[start]
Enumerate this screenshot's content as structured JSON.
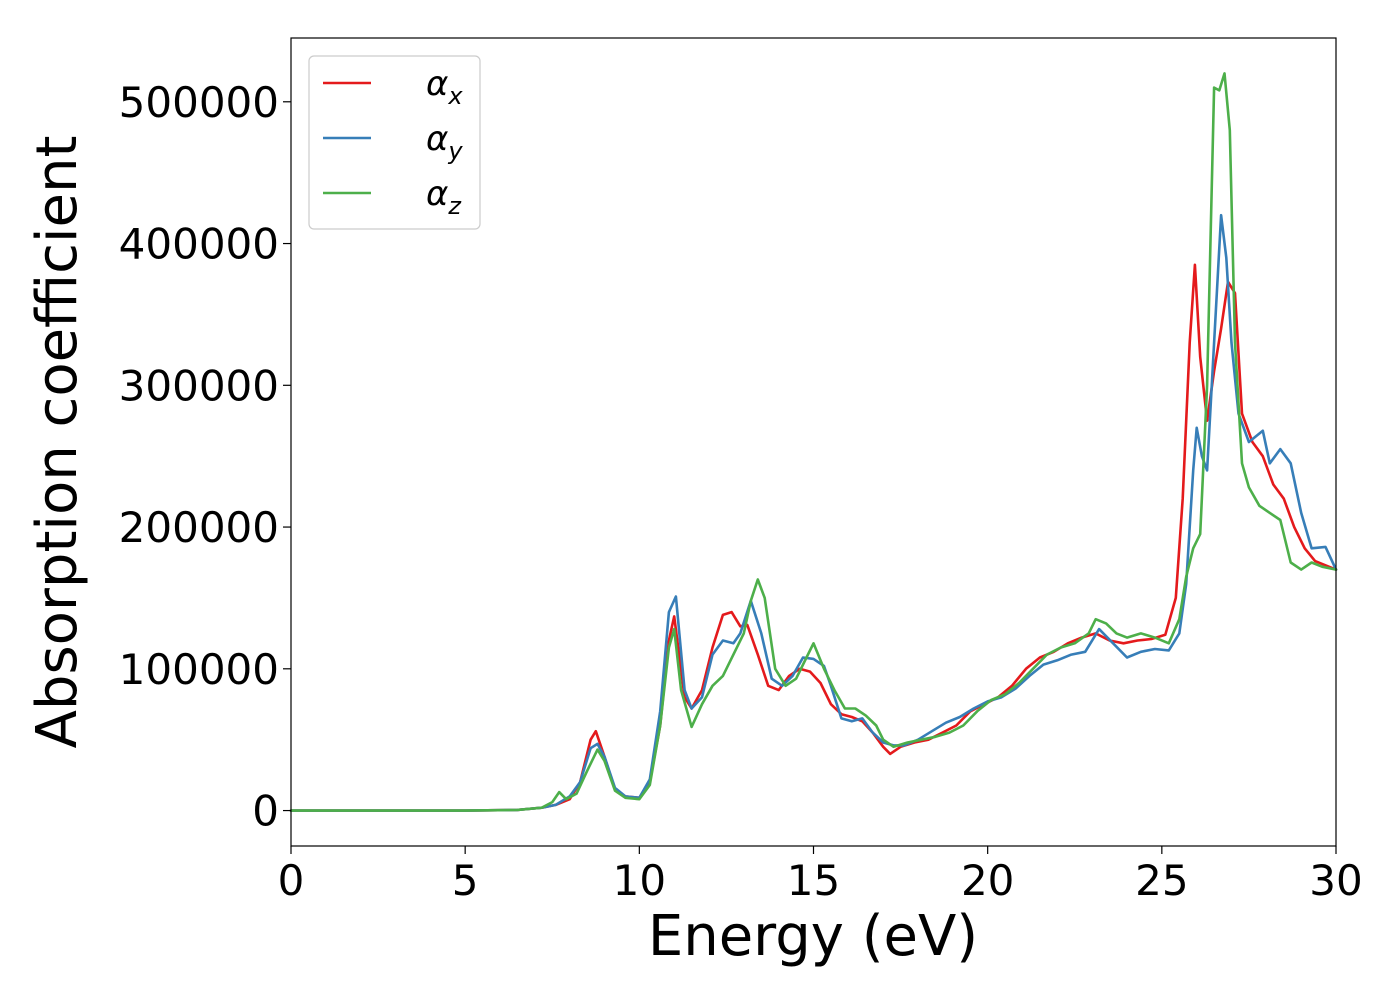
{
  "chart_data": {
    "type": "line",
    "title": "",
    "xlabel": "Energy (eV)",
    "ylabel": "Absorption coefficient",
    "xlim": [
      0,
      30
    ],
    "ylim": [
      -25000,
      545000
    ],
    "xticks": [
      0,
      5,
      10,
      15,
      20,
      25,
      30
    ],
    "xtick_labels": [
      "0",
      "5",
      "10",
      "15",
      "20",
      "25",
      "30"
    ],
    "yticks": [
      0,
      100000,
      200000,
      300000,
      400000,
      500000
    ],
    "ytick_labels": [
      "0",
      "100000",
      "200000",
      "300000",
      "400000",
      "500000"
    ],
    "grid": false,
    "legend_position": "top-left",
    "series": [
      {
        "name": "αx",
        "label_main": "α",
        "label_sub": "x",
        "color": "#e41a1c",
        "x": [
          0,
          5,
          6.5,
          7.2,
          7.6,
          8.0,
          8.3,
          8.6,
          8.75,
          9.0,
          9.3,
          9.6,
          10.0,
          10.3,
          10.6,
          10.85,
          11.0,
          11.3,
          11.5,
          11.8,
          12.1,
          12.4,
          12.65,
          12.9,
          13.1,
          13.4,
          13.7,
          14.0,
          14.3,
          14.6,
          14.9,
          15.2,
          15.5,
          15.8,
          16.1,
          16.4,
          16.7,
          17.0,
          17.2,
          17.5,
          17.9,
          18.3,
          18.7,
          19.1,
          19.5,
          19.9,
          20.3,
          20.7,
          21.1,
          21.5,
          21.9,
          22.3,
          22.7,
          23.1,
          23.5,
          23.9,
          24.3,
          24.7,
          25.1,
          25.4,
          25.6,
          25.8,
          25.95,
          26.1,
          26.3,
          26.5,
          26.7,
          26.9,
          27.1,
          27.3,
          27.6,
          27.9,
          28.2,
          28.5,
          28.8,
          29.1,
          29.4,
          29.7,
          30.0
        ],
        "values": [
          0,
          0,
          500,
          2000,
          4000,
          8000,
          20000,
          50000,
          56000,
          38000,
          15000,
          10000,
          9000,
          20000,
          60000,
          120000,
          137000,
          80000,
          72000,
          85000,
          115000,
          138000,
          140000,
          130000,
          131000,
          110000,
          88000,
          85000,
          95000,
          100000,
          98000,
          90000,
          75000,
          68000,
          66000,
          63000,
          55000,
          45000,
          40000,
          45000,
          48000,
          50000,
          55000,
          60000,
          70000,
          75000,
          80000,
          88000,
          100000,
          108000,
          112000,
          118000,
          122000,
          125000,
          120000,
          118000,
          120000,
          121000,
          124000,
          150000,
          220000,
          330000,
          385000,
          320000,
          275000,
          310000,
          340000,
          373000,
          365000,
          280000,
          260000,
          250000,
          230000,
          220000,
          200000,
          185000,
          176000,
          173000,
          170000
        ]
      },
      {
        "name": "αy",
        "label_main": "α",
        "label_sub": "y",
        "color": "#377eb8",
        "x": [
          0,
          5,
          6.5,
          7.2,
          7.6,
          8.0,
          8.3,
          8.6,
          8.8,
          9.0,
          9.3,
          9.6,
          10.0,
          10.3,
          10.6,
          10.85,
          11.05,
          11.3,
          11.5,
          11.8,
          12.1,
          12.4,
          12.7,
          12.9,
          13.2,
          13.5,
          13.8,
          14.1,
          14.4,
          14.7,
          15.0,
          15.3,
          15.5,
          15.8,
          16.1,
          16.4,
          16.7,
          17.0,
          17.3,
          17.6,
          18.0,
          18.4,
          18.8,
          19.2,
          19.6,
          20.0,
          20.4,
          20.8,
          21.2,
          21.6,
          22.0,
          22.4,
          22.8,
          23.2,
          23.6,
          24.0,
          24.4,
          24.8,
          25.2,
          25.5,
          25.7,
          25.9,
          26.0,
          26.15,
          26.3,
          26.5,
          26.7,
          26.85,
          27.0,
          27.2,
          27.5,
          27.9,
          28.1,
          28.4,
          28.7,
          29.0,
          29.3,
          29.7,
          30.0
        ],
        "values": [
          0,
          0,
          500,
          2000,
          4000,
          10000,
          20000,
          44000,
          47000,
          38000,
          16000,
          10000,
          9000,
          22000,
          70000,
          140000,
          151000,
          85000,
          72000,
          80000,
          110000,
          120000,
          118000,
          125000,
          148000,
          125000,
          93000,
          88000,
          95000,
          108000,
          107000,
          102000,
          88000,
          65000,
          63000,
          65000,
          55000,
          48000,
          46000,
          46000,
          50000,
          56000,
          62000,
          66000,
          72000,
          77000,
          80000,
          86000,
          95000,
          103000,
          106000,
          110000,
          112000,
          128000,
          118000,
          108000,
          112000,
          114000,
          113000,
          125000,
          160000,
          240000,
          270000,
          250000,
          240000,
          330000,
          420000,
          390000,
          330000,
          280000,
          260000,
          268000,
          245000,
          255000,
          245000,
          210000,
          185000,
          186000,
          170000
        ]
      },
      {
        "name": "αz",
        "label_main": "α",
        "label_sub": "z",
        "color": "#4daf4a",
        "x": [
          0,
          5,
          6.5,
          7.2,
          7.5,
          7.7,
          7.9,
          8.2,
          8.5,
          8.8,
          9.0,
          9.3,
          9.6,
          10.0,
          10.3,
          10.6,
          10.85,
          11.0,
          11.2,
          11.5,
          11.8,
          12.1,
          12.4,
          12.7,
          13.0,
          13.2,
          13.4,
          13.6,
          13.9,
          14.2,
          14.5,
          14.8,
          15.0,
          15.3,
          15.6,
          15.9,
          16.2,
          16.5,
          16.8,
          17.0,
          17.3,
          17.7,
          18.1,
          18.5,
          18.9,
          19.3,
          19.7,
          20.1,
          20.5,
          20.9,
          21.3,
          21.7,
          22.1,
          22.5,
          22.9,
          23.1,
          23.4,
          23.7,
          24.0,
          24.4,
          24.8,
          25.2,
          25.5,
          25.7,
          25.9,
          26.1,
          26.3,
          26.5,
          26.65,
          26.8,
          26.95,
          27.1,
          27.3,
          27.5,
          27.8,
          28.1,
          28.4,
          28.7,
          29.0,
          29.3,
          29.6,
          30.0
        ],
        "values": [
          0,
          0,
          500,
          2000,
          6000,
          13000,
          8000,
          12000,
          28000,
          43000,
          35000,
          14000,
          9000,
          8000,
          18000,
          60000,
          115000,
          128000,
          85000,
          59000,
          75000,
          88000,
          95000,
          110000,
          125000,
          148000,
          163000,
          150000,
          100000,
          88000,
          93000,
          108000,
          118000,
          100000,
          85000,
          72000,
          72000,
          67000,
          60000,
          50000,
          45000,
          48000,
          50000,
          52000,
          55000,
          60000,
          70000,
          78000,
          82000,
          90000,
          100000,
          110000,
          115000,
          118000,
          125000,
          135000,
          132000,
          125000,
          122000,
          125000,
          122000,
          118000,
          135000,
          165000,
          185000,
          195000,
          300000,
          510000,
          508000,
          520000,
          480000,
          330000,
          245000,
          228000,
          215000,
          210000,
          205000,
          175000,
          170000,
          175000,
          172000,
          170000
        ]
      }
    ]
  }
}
[end]
Return each line among the entries that holds the word "color".

        "color": "#e41a1c",
        "color": "#377eb8",
        "color": "#4daf4a",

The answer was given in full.